Transcribe the listing that follows in full, omitting pictures.
[START OF Recorded data]
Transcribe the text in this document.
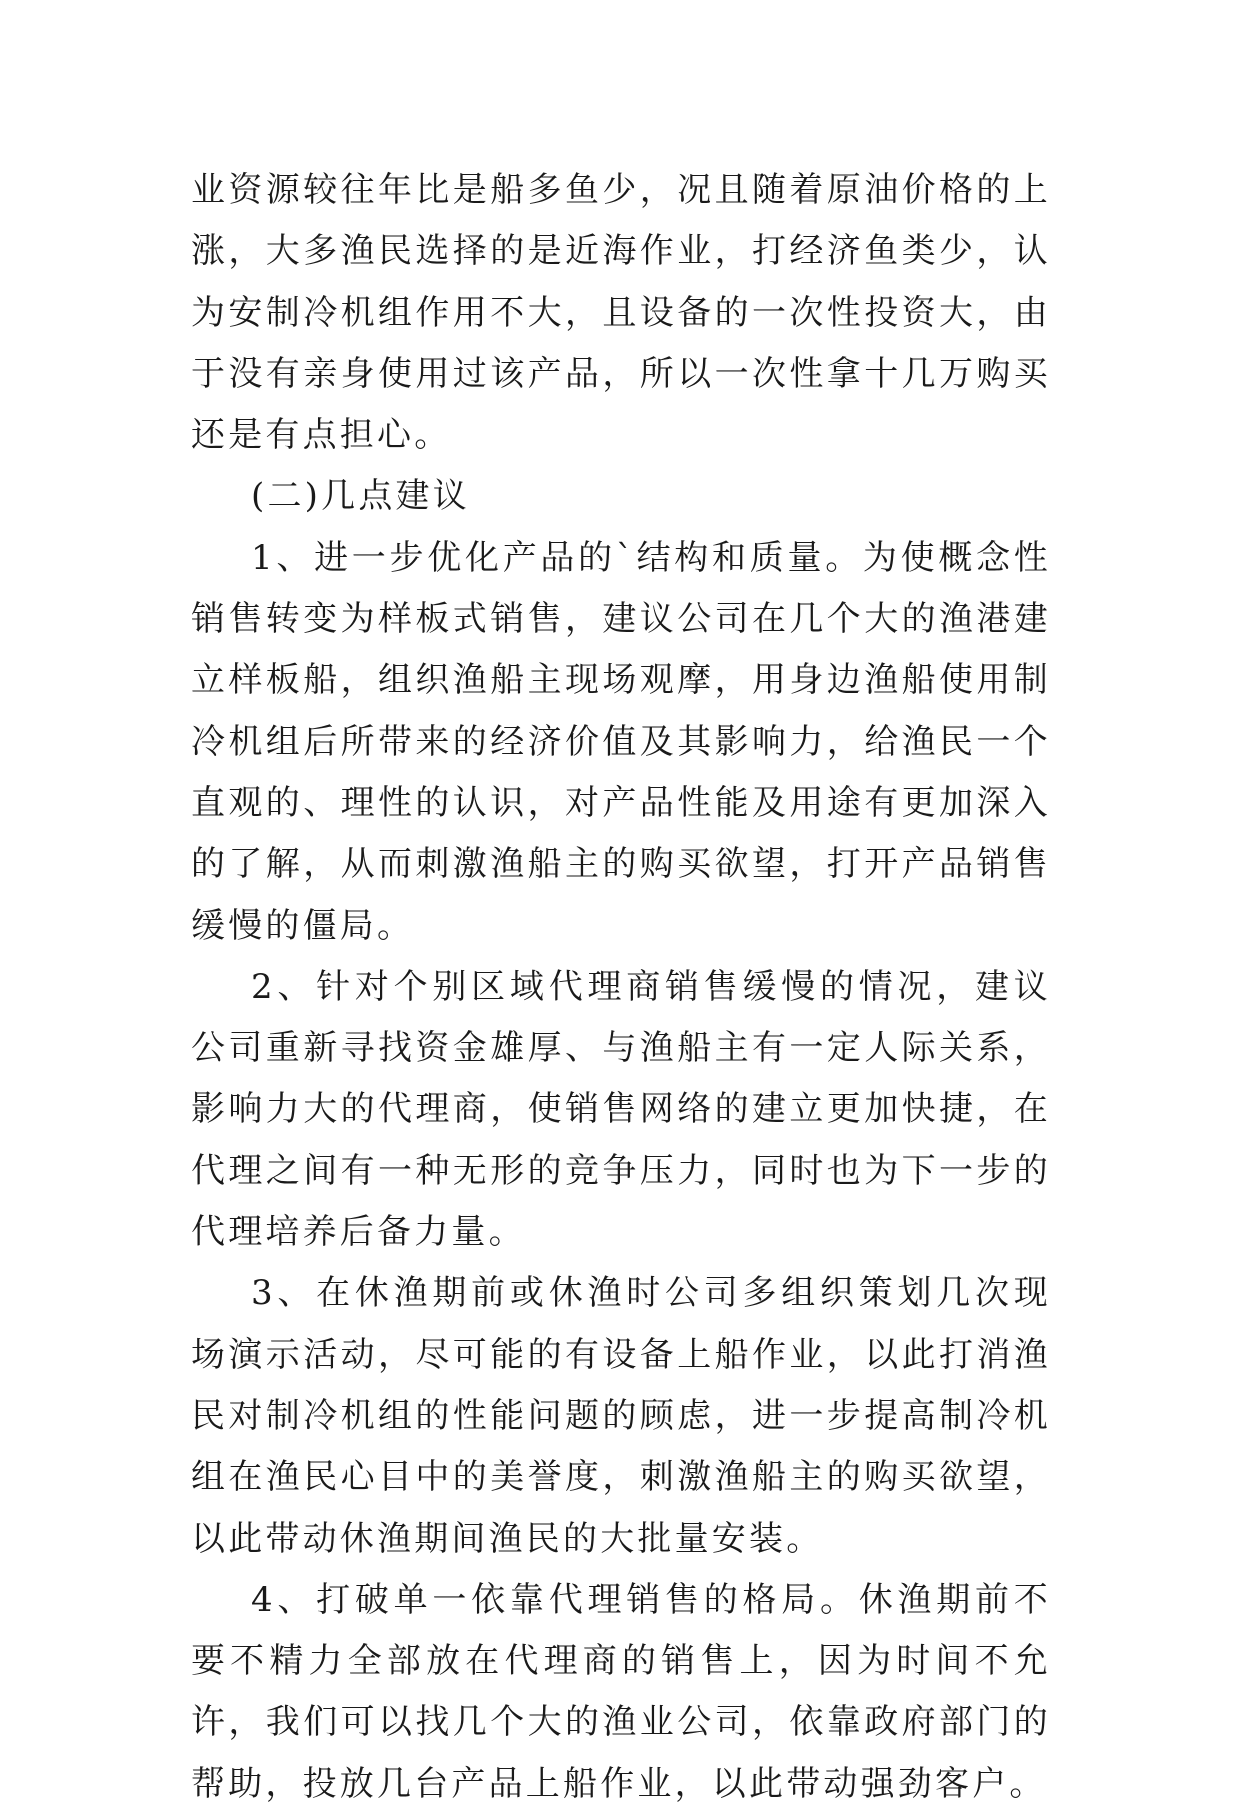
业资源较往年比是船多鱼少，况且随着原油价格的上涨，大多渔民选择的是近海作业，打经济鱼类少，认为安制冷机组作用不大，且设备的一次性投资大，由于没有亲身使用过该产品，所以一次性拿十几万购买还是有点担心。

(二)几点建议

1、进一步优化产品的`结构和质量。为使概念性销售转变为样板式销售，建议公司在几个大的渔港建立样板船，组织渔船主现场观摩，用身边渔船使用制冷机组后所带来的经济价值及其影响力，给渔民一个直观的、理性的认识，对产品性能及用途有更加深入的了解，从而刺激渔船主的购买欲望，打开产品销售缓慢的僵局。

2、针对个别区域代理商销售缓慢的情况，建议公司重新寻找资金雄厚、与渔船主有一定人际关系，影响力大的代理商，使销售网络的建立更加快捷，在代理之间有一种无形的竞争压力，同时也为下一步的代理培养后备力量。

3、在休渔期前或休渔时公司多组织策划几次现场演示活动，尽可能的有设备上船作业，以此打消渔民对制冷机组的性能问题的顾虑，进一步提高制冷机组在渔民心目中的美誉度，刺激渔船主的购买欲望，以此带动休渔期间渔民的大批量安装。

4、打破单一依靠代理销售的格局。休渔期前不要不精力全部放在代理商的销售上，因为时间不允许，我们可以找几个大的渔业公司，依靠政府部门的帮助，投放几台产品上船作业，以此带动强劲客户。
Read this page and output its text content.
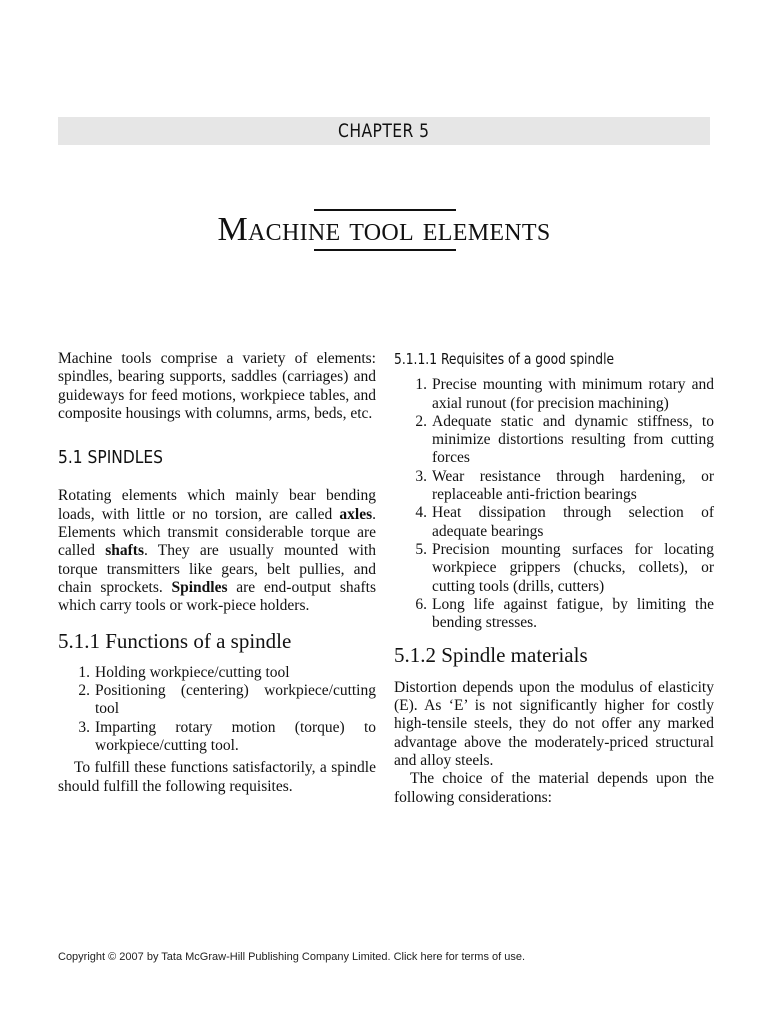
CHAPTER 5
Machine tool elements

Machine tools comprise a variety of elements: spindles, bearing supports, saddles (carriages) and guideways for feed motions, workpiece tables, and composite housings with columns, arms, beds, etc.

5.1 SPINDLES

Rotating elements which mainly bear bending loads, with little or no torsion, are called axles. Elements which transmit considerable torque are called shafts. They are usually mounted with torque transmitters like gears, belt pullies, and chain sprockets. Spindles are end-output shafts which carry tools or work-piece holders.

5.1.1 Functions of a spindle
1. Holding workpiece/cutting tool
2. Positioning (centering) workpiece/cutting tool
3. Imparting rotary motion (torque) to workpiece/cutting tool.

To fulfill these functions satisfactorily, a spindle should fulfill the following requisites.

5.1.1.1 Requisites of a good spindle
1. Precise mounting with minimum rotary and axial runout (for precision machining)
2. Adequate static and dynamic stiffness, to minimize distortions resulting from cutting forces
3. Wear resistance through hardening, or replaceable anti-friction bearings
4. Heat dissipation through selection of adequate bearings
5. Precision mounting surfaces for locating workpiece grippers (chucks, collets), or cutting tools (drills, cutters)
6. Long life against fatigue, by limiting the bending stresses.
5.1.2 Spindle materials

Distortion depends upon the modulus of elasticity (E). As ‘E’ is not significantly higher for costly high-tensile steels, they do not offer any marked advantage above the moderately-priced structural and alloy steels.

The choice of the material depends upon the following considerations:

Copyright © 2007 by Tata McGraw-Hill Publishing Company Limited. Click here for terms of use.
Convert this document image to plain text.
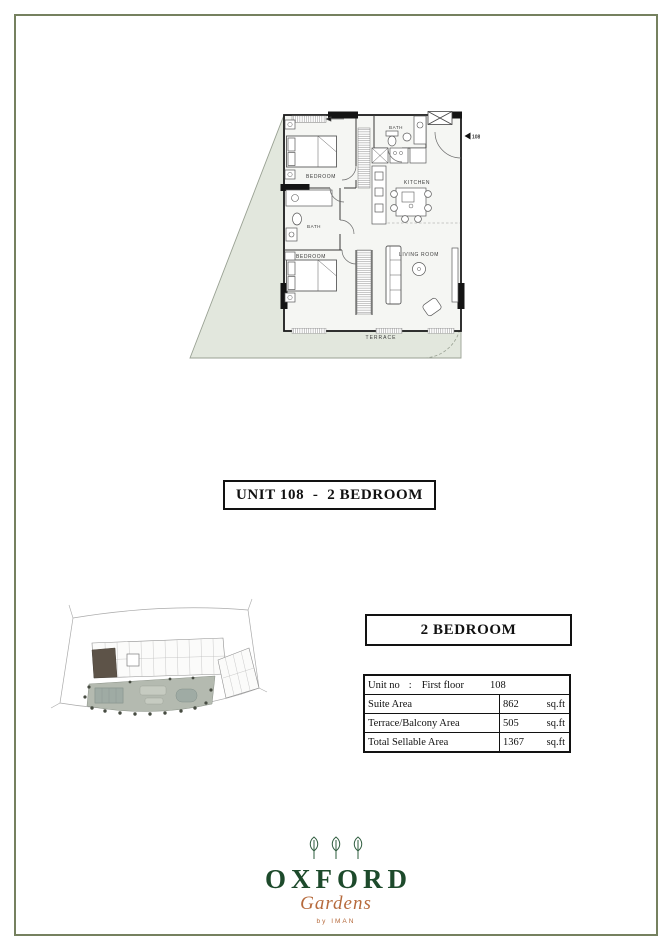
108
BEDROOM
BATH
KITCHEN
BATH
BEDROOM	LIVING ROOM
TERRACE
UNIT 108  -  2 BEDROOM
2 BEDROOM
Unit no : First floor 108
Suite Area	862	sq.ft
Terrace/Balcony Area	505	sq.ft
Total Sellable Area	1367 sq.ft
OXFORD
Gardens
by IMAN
[END OF Recorded data]
** Answer to the problem **
Transcribe the text in this document.
业资源较往年比是船多鱼少，况且随着原油价格的上涨，大多渔民选择的是近海作业，打经济鱼类少，认为安制冷机组作用不大，且设备的一次性投资大，由于没有亲身使用过该产品，所以一次性拿十几万购买还是有点担心。

(二)几点建议

1、进一步优化产品的`结构和质量。为使概念性销售转变为样板式销售，建议公司在几个大的渔港建立样板船，组织渔船主现场观摩，用身边渔船使用制冷机组后所带来的经济价值及其影响力，给渔民一个直观的、理性的认识，对产品性能及用途有更加深入的了解，从而刺激渔船主的购买欲望，打开产品销售缓慢的僵局。

2、针对个别区域代理商销售缓慢的情况，建议公司重新寻找资金雄厚、与渔船主有一定人际关系，影响力大的代理商，使销售网络的建立更加快捷，在代理之间有一种无形的竞争压力，同时也为下一步的代理培养后备力量。

3、在休渔期前或休渔时公司多组织策划几次现场演示活动，尽可能的有设备上船作业，以此打消渔民对制冷机组的性能问题的顾虑，进一步提高制冷机组在渔民心目中的美誉度，刺激渔船主的购买欲望，以此带动休渔期间渔民的大批量安装。

4、打破单一依靠代理销售的格局。休渔期前不要不精力全部放在代理商的销售上，因为时间不允许，我们可以找几个大的渔业公司，依靠政府部门的帮助，投放几台产品上船作业，以此带动强劲客户。
Read this page and output its text content.
CHAPTER 5
Machine tool elements

Machine tools comprise a variety of elements: spindles, bearing supports, saddles (carriages) and guideways for feed motions, workpiece tables, and composite housings with columns, arms, beds, etc.

5.1 SPINDLES

Rotating elements which mainly bear bending loads, with little or no torsion, are called axles. Elements which transmit considerable torque are called shafts. They are usually mounted with torque transmitters like gears, belt pullies, and chain sprockets. Spindles are end-output shafts which carry tools or work-piece holders.

5.1.1 Functions of a spindle
1. Holding workpiece/cutting tool
2. Positioning (centering) workpiece/cutting tool
3. Imparting rotary motion (torque) to workpiece/cutting tool.

To fulfill these functions satisfactorily, a spindle should fulfill the following requisites.

5.1.1.1 Requisites of a good spindle
1. Precise mounting with minimum rotary and axial runout (for precision machining)
2. Adequate static and dynamic stiffness, to minimize distortions resulting from cutting forces
3. Wear resistance through hardening, or replaceable anti-friction bearings
4. Heat dissipation through selection of adequate bearings
5. Precision mounting surfaces for locating workpiece grippers (chucks, collets), or cutting tools (drills, cutters)
6. Long life against fatigue, by limiting the bending stresses.
5.1.2 Spindle materials

Distortion depends upon the modulus of elasticity (E). As ‘E’ is not significantly higher for costly high-tensile steels, they do not offer any marked advantage above the moderately-priced structural and alloy steels.

The choice of the material depends upon the following considerations:

Copyright © 2007 by Tata McGraw-Hill Publishing Company Limited. Click here for terms of use.
Convert this document image to plain text.
108
BEDROOM
BATH
KITCHEN
BATH
BEDROOM	LIVING ROOM
TERRACE
UNIT 108  -  2 BEDROOM
2 BEDROOM
Unit no : First floor 108
Suite Area	862	sq.ft
Terrace/Balcony Area	505	sq.ft
Total Sellable Area	1367 sq.ft
OXFORD
Gardens
by IMAN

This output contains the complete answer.